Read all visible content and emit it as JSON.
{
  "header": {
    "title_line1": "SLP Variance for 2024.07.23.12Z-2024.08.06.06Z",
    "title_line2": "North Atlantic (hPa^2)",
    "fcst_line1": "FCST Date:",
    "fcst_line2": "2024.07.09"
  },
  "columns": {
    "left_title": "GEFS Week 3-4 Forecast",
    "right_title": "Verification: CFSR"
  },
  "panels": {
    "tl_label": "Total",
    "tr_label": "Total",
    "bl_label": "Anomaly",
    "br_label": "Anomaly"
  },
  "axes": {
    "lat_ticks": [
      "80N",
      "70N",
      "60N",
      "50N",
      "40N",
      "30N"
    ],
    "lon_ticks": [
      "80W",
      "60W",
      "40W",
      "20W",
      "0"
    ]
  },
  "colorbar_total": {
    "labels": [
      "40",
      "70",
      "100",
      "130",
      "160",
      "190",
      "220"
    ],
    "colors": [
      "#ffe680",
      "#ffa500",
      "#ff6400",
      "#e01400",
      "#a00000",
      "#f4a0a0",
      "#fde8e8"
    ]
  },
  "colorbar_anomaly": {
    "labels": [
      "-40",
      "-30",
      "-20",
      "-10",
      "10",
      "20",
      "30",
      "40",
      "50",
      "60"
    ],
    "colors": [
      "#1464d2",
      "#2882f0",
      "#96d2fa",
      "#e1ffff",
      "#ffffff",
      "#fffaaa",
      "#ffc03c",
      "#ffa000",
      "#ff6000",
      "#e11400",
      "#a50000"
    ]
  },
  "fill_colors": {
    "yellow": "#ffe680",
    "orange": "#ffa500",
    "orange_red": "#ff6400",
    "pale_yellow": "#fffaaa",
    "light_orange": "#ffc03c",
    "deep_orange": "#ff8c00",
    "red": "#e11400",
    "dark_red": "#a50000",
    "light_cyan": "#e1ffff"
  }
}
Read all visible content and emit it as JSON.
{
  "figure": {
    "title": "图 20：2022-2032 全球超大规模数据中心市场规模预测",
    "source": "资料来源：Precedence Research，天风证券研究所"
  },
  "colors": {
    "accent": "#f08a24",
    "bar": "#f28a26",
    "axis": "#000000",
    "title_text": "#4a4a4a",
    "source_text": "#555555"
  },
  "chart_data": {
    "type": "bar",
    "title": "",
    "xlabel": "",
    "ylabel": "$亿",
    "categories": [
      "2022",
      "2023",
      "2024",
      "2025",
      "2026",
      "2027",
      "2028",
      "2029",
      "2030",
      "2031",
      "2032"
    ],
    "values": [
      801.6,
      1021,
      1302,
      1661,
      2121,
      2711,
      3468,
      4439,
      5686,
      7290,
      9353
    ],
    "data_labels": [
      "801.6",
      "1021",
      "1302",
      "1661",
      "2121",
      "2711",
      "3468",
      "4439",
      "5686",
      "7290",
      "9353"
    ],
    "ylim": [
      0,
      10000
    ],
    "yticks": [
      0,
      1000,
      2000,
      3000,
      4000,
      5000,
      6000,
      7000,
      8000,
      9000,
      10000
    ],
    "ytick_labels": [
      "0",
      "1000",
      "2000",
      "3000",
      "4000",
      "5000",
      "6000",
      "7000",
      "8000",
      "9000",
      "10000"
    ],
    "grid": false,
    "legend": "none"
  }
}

DIRECTIONS — Each of the records should be retyped exactly.

ANSWER IN FULL —
Read all visible content and emit it as JSON.
{
  "header": {
    "title_line1": "SLP Variance for 2024.07.23.12Z-2024.08.06.06Z",
    "title_line2": "North Atlantic (hPa^2)",
    "fcst_line1": "FCST Date:",
    "fcst_line2": "2024.07.09"
  },
  "columns": {
    "left_title": "GEFS Week 3-4 Forecast",
    "right_title": "Verification: CFSR"
  },
  "panels": {
    "tl_label": "Total",
    "tr_label": "Total",
    "bl_label": "Anomaly",
    "br_label": "Anomaly"
  },
  "axes": {
    "lat_ticks": [
      "80N",
      "70N",
      "60N",
      "50N",
      "40N",
      "30N"
    ],
    "lon_ticks": [
      "80W",
      "60W",
      "40W",
      "20W",
      "0"
    ]
  },
  "colorbar_total": {
    "labels": [
      "40",
      "70",
      "100",
      "130",
      "160",
      "190",
      "220"
    ],
    "colors": [
      "#ffe680",
      "#ffa500",
      "#ff6400",
      "#e01400",
      "#a00000",
      "#f4a0a0",
      "#fde8e8"
    ]
  },
  "colorbar_anomaly": {
    "labels": [
      "-40",
      "-30",
      "-20",
      "-10",
      "10",
      "20",
      "30",
      "40",
      "50",
      "60"
    ],
    "colors": [
      "#1464d2",
      "#2882f0",
      "#96d2fa",
      "#e1ffff",
      "#ffffff",
      "#fffaaa",
      "#ffc03c",
      "#ffa000",
      "#ff6000",
      "#e11400",
      "#a50000"
    ]
  },
  "fill_colors": {
    "yellow": "#ffe680",
    "orange": "#ffa500",
    "orange_red": "#ff6400",
    "pale_yellow": "#fffaaa",
    "light_orange": "#ffc03c",
    "deep_orange": "#ff8c00",
    "red": "#e11400",
    "dark_red": "#a50000",
    "light_cyan": "#e1ffff"
  }
}
Read all visible content and emit it as JSON.
{
  "figure": {
    "title": "图 20：2022-2032 全球超大规模数据中心市场规模预测",
    "source": "资料来源：Precedence Research，天风证券研究所"
  },
  "colors": {
    "accent": "#f08a24",
    "bar": "#f28a26",
    "axis": "#000000",
    "title_text": "#4a4a4a",
    "source_text": "#555555"
  },
  "chart_data": {
    "type": "bar",
    "title": "",
    "xlabel": "",
    "ylabel": "$亿",
    "categories": [
      "2022",
      "2023",
      "2024",
      "2025",
      "2026",
      "2027",
      "2028",
      "2029",
      "2030",
      "2031",
      "2032"
    ],
    "values": [
      801.6,
      1021,
      1302,
      1661,
      2121,
      2711,
      3468,
      4439,
      5686,
      7290,
      9353
    ],
    "data_labels": [
      "801.6",
      "1021",
      "1302",
      "1661",
      "2121",
      "2711",
      "3468",
      "4439",
      "5686",
      "7290",
      "9353"
    ],
    "ylim": [
      0,
      10000
    ],
    "yticks": [
      0,
      1000,
      2000,
      3000,
      4000,
      5000,
      6000,
      7000,
      8000,
      9000,
      10000
    ],
    "ytick_labels": [
      "0",
      "1000",
      "2000",
      "3000",
      "4000",
      "5000",
      "6000",
      "7000",
      "8000",
      "9000",
      "10000"
    ],
    "grid": false,
    "legend": "none"
  }
}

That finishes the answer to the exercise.